# DATA SECTION
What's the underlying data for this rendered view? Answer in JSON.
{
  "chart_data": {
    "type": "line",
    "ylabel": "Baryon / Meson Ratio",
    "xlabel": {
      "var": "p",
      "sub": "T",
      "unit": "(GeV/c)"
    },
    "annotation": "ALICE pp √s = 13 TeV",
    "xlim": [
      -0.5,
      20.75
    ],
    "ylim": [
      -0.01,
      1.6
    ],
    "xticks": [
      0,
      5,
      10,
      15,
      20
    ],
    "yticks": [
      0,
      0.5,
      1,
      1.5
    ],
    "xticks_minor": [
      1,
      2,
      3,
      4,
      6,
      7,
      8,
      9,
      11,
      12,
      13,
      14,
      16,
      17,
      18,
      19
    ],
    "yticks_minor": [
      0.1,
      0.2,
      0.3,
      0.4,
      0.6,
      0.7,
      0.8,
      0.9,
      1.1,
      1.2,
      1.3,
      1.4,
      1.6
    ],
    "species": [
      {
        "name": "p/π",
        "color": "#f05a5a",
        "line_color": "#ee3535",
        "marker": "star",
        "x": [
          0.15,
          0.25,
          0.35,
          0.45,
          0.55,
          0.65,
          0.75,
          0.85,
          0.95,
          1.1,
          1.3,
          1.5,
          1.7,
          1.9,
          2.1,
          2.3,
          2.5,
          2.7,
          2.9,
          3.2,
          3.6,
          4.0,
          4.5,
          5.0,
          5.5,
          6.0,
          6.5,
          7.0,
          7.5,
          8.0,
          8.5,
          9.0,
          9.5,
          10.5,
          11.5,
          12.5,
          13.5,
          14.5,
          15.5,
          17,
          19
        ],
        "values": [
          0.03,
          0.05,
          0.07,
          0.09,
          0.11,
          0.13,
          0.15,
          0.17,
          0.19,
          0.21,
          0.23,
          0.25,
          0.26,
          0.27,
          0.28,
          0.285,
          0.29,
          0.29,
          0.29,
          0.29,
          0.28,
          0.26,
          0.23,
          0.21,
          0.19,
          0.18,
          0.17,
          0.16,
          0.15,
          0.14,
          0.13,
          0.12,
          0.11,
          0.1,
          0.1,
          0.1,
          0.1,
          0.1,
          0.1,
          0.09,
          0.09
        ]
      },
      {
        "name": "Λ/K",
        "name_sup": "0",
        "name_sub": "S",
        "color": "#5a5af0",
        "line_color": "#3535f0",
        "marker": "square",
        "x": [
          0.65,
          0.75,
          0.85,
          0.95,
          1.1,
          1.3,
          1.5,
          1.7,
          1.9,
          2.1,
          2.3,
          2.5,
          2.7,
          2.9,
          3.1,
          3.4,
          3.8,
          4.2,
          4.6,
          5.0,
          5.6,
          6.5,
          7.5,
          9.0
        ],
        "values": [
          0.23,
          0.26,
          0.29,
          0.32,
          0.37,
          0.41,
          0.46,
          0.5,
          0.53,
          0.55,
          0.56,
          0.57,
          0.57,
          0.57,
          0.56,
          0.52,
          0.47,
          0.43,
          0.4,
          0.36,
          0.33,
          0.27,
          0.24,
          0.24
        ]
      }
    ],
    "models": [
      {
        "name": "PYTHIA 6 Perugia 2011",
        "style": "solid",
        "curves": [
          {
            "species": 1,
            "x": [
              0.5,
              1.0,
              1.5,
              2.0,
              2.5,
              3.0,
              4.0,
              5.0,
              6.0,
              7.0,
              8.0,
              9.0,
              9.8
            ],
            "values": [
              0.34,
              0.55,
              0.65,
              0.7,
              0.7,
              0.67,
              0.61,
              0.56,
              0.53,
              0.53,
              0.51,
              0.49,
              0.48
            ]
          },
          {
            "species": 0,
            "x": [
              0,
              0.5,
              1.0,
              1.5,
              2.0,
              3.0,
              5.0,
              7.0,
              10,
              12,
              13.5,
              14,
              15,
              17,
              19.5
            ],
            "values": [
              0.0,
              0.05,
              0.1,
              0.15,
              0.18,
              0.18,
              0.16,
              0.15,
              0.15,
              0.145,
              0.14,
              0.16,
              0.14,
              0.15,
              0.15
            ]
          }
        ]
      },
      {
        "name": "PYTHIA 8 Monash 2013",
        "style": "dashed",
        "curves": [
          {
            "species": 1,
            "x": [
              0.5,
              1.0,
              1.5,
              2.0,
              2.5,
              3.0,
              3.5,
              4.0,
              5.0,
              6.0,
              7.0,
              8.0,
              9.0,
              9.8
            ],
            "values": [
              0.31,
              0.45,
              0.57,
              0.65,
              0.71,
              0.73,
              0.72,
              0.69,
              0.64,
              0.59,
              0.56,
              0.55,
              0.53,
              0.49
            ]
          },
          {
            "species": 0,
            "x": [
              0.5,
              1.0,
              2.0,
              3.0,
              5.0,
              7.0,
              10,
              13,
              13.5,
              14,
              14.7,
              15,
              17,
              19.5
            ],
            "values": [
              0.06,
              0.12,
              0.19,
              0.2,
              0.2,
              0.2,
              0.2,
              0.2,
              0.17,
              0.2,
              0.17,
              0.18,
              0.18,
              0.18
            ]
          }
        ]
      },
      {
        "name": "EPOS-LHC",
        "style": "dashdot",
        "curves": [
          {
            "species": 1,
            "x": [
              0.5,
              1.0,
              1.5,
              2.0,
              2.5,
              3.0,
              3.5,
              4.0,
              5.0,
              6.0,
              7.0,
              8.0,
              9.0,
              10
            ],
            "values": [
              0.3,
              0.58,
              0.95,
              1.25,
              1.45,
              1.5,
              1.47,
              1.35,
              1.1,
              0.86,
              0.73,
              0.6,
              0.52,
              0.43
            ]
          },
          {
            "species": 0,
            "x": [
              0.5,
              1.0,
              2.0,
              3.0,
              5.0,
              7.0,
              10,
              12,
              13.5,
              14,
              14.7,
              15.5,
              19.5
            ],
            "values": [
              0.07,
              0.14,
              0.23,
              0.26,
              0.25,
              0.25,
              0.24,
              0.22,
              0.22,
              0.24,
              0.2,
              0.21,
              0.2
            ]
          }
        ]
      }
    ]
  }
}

# TASK GOAL
Single out each line of the records above with the string "PYTHIA" in it, and copy it.

# SOLUTION TO THIS PROBLEM
        "name": "PYTHIA 6 Perugia 2011",
        "name": "PYTHIA 8 Monash 2013",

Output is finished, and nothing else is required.